| Set exercise |
Take every line from the listing below that includes "this" and copy it.

** Start of Rows **

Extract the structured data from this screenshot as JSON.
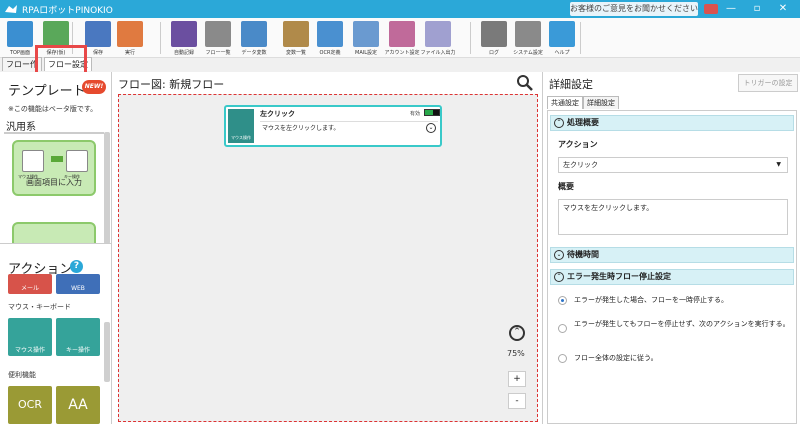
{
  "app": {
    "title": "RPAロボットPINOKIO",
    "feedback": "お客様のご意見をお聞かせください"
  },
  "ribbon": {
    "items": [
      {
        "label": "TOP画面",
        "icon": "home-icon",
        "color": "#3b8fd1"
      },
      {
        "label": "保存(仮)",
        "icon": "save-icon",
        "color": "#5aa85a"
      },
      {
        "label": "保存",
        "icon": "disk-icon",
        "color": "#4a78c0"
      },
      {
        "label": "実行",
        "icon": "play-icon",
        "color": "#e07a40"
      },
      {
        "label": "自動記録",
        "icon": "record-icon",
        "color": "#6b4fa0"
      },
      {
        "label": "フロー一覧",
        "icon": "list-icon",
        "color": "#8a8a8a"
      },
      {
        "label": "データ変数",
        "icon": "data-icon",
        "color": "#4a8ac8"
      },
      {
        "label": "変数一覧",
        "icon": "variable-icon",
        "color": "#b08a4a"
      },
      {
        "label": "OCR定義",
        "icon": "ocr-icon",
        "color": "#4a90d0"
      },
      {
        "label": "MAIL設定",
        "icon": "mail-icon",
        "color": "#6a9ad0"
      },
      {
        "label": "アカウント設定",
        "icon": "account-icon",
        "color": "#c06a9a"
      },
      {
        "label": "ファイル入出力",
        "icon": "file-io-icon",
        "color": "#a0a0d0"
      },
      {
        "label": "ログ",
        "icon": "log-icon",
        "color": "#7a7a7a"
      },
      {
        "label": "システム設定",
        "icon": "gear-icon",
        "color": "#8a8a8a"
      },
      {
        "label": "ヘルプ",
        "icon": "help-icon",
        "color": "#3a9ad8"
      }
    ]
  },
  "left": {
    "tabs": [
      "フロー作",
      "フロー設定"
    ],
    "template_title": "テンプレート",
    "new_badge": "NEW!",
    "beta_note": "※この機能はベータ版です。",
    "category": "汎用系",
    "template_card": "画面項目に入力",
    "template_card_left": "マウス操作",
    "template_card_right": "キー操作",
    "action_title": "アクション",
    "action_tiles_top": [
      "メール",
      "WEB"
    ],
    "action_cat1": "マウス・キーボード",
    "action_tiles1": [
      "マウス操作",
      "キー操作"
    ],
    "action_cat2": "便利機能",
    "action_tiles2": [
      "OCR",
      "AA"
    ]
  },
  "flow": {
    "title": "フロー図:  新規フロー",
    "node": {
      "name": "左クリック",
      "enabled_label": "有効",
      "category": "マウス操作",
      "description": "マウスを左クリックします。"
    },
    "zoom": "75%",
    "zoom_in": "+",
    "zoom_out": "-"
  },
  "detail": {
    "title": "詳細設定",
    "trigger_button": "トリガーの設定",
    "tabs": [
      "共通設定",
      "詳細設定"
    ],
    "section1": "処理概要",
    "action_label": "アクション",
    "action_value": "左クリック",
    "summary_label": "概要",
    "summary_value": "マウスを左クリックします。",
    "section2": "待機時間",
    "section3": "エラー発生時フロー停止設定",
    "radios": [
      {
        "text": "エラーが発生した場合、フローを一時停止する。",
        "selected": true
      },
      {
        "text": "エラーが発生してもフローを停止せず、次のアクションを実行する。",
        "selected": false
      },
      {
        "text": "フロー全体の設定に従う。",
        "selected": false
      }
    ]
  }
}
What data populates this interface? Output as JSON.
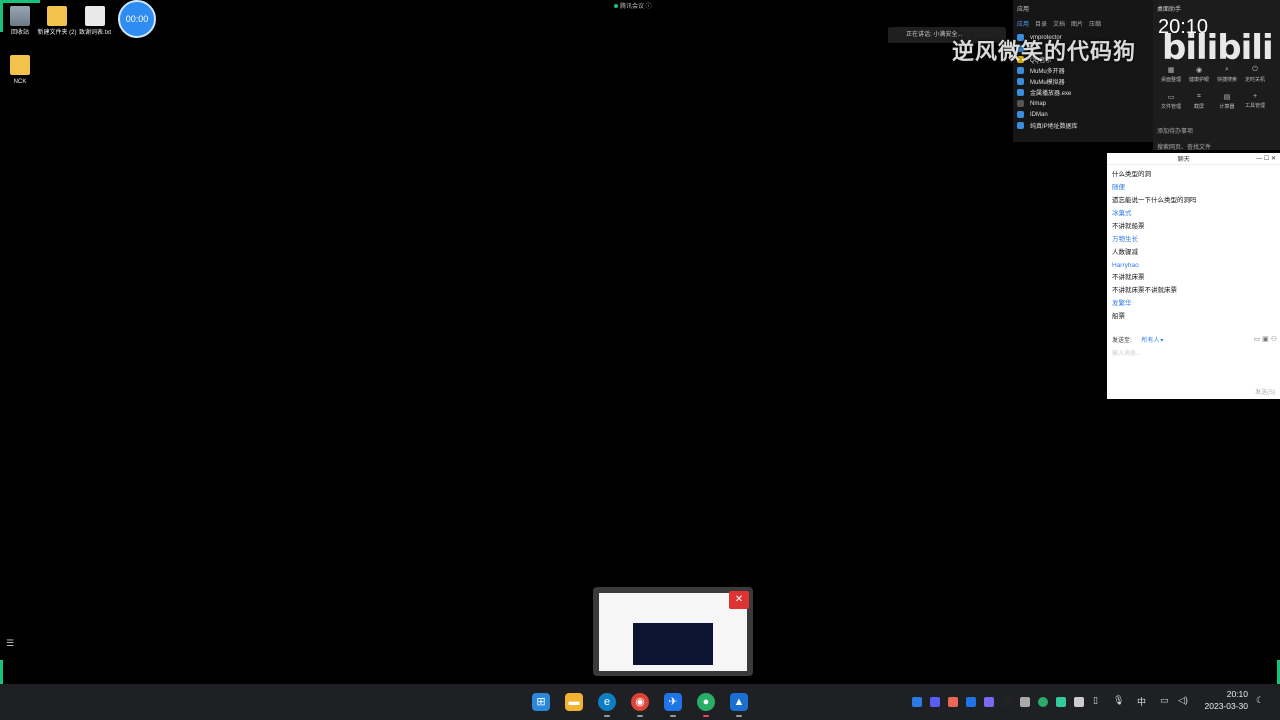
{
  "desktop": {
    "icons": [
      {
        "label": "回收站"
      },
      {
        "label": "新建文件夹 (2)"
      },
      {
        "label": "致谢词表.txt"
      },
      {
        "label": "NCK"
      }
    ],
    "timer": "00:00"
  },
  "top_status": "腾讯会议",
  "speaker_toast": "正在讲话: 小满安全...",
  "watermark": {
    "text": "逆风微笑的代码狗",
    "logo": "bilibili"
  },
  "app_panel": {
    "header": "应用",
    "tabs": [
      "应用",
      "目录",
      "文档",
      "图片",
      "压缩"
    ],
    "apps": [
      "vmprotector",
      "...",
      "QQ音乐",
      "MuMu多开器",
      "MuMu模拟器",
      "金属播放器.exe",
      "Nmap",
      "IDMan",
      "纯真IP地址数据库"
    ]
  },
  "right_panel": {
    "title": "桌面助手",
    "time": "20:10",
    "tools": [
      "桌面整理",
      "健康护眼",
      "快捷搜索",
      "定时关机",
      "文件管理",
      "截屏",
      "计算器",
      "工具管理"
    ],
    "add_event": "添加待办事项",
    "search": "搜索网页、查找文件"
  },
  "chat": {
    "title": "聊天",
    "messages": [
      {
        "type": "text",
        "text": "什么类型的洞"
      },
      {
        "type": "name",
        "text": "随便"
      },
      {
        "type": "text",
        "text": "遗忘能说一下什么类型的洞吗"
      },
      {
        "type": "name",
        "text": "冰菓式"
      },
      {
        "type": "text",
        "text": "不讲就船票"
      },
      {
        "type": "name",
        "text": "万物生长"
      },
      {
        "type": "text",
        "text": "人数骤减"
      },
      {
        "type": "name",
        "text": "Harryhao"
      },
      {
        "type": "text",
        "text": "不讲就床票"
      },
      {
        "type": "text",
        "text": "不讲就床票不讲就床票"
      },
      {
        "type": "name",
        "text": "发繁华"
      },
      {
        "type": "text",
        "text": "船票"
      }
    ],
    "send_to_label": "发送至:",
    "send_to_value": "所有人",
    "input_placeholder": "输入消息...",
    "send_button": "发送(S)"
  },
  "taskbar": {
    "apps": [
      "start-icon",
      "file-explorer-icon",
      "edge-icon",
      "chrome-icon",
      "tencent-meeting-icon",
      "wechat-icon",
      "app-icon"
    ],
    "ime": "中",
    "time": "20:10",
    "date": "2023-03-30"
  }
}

** End of Rows **

| Solved problem |
Extract the structured data from this screenshot as JSON.
What data populates this interface? Output as JSON.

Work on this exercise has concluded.